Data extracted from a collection

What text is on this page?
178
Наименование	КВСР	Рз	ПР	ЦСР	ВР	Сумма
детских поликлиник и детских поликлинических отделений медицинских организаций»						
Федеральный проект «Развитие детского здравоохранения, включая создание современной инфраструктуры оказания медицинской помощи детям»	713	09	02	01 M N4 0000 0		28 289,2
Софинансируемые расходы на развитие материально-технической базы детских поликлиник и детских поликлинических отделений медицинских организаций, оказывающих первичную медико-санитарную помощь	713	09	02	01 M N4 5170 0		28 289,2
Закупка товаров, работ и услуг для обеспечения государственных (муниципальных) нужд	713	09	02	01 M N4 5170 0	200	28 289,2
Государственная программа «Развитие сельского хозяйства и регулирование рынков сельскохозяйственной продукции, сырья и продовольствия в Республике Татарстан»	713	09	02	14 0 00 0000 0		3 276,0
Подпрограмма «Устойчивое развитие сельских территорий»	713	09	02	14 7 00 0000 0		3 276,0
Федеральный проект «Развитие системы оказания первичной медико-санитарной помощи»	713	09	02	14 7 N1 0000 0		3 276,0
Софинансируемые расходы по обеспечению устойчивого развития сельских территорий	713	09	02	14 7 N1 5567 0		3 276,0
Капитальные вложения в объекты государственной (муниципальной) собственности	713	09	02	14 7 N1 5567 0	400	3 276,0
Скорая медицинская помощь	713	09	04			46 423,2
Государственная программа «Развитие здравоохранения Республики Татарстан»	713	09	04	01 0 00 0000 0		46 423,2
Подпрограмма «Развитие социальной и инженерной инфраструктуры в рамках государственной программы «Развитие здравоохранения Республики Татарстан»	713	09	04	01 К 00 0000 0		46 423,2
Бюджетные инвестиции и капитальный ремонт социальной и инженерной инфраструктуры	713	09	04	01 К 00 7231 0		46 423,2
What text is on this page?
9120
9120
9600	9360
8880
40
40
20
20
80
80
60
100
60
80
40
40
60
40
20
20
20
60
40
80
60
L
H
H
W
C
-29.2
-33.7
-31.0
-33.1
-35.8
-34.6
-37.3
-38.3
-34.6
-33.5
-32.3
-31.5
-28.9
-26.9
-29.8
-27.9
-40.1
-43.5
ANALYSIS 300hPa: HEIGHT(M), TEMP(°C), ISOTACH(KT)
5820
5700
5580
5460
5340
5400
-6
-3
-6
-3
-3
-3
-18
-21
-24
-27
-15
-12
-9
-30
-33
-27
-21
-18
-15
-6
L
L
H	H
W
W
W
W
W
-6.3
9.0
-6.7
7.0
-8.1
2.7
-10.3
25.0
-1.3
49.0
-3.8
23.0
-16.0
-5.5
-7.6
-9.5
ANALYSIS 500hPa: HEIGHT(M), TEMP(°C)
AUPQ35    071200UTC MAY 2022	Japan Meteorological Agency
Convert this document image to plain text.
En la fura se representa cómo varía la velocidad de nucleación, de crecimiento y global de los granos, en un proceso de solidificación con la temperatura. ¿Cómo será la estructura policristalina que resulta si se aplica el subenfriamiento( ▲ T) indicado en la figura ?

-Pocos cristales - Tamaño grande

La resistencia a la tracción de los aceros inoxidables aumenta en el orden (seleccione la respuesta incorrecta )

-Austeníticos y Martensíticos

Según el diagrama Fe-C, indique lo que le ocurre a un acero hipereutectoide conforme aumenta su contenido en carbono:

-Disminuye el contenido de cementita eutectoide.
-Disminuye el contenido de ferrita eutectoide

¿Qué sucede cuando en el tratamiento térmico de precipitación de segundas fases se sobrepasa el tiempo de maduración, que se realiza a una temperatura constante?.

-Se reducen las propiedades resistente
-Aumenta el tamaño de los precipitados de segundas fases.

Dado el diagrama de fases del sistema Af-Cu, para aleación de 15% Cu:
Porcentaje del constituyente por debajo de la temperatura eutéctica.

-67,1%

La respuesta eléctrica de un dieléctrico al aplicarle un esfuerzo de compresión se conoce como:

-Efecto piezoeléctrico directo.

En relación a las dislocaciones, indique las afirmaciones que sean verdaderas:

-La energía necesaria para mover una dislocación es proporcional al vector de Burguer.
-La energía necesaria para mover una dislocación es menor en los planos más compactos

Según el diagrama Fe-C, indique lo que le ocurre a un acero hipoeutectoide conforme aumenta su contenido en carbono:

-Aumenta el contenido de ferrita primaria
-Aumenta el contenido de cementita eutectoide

==

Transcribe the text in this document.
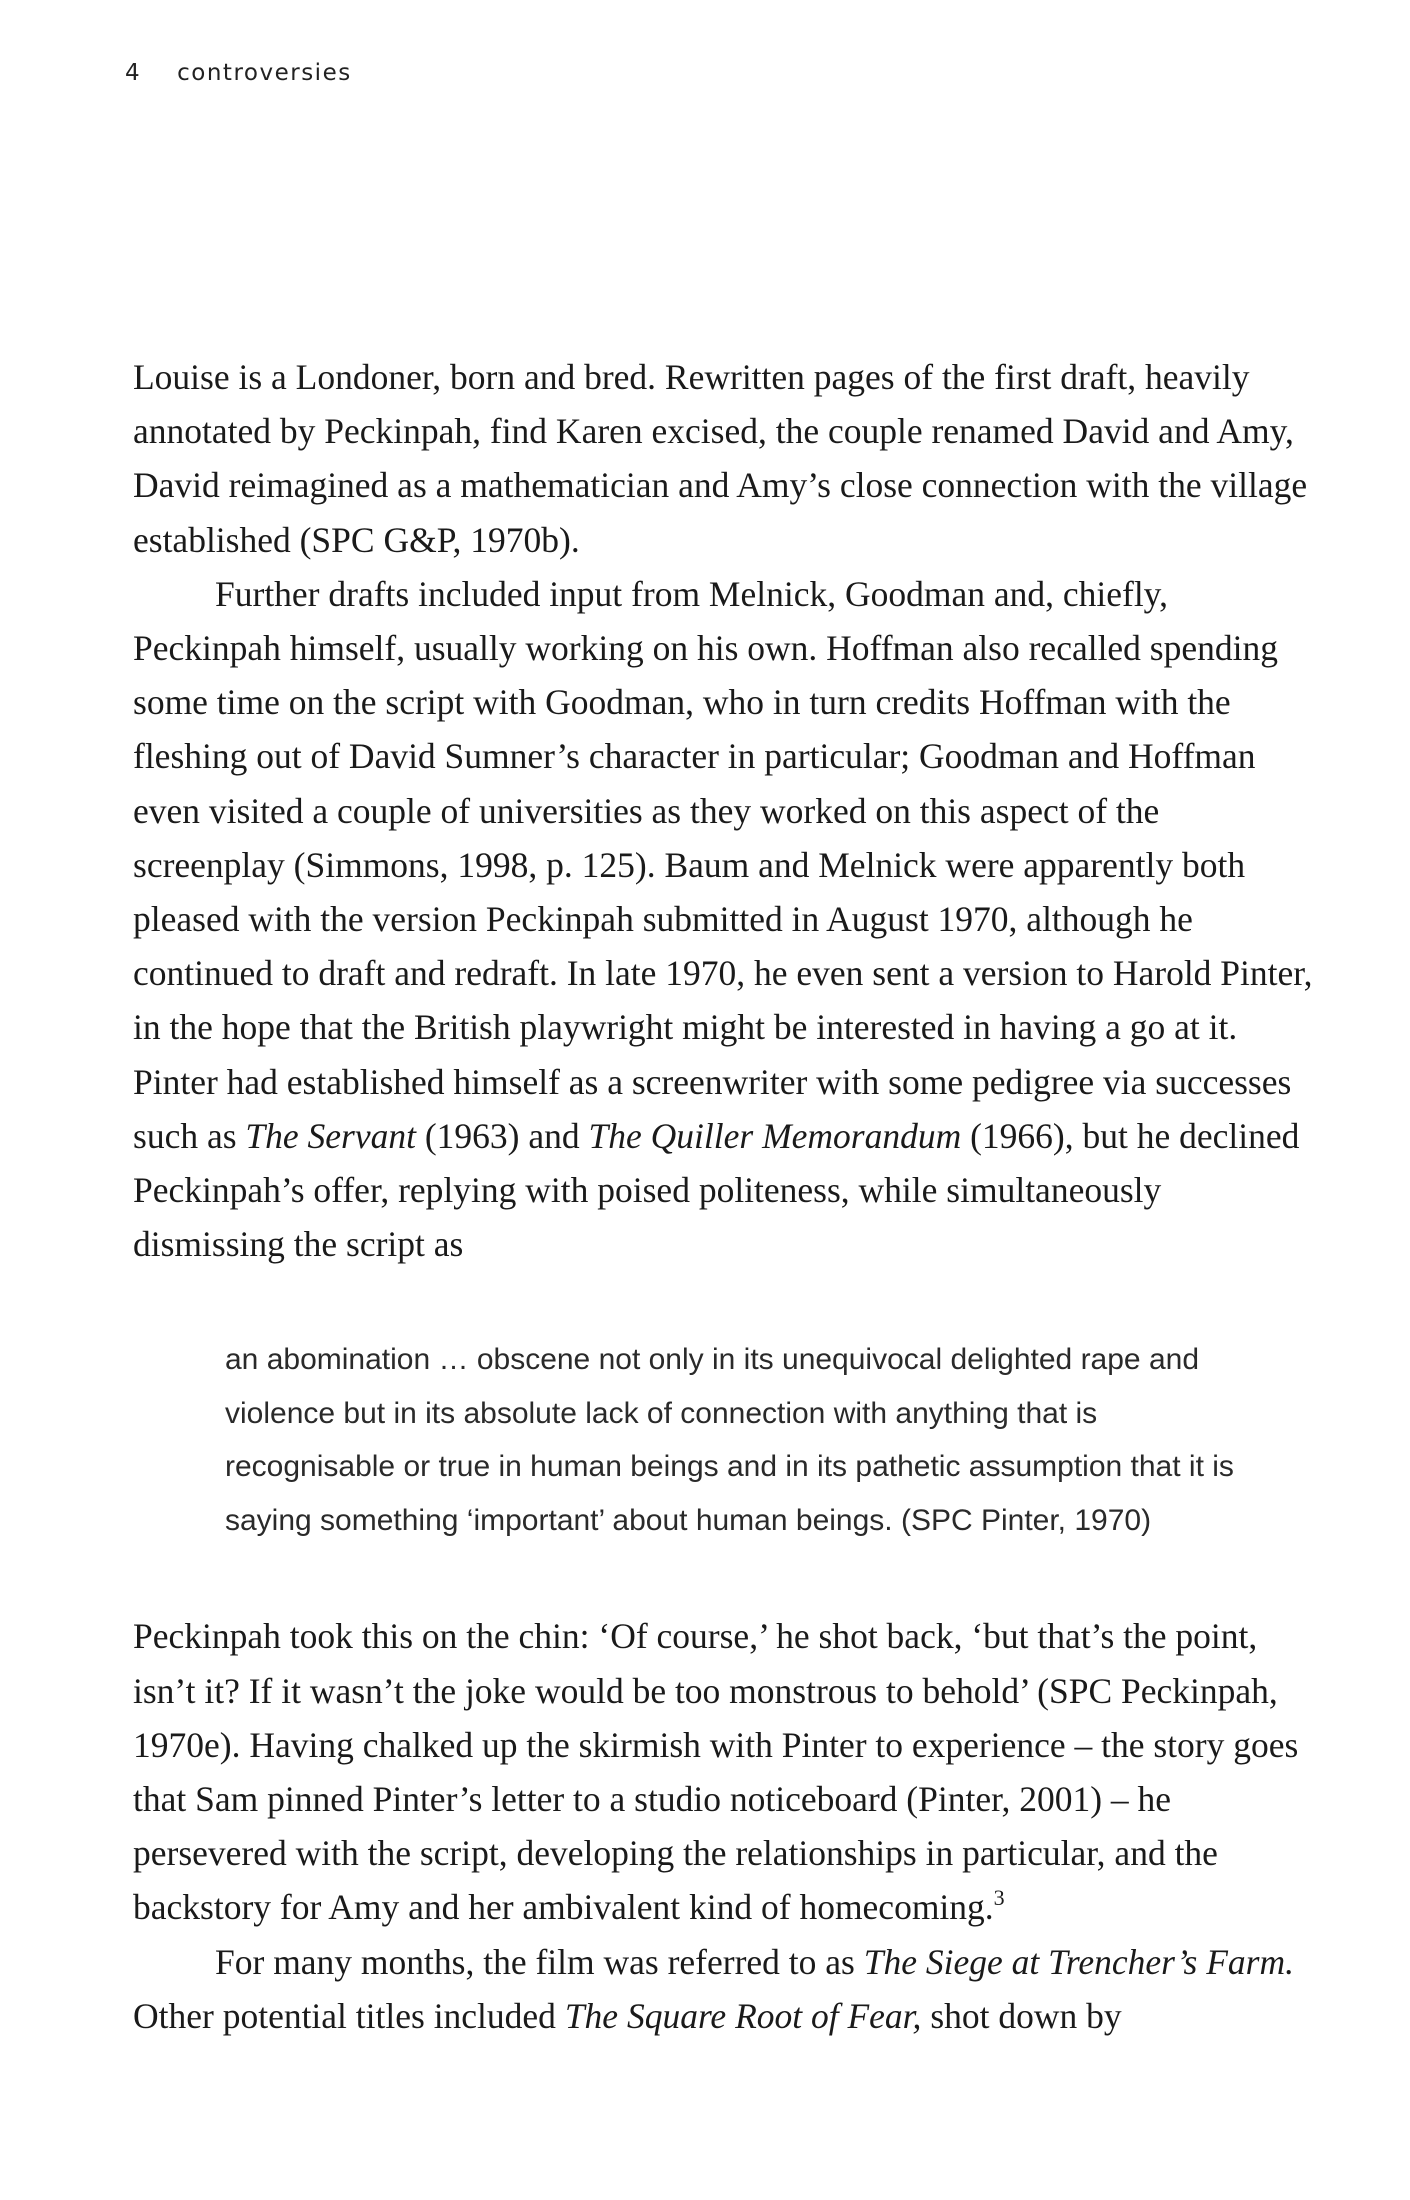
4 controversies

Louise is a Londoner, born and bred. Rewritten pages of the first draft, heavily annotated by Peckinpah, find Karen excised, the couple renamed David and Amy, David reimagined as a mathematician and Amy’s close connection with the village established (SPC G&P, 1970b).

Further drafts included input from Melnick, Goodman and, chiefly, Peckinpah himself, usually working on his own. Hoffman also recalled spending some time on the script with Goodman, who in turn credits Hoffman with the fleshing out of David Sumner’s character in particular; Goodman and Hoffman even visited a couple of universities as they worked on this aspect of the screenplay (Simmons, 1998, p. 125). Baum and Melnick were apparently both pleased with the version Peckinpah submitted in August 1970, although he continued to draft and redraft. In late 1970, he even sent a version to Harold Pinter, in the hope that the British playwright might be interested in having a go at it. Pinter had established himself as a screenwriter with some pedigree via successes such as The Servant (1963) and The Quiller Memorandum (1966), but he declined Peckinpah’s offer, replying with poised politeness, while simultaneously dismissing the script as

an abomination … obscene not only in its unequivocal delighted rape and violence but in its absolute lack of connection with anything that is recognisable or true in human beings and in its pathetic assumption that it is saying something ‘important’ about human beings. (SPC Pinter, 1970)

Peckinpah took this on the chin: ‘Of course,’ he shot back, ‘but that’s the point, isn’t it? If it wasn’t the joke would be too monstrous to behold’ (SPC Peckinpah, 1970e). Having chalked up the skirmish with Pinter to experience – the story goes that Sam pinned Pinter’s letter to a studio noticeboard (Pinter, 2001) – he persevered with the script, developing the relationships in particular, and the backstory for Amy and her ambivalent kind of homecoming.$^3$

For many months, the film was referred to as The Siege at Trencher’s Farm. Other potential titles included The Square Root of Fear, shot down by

---

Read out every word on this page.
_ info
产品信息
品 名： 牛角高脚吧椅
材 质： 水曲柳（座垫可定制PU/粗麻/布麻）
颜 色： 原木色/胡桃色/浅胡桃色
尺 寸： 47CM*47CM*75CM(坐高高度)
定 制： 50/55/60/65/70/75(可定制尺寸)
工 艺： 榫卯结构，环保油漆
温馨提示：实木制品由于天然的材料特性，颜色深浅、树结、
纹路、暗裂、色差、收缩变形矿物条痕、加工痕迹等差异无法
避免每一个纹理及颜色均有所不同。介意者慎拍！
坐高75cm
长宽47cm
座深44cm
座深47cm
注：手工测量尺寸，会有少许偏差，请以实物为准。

#### Do this:
Pick out the lines above that hold the string "para" and show them.

#### Written answer:
Dado el diagrama de fases del sistema Af-Cu, para aleación de 15% Cu:
-La energía necesaria para mover una dislocación es proporcional al vector de Burguer.
-La energía necesaria para mover una dislocación es menor en los planos más compactos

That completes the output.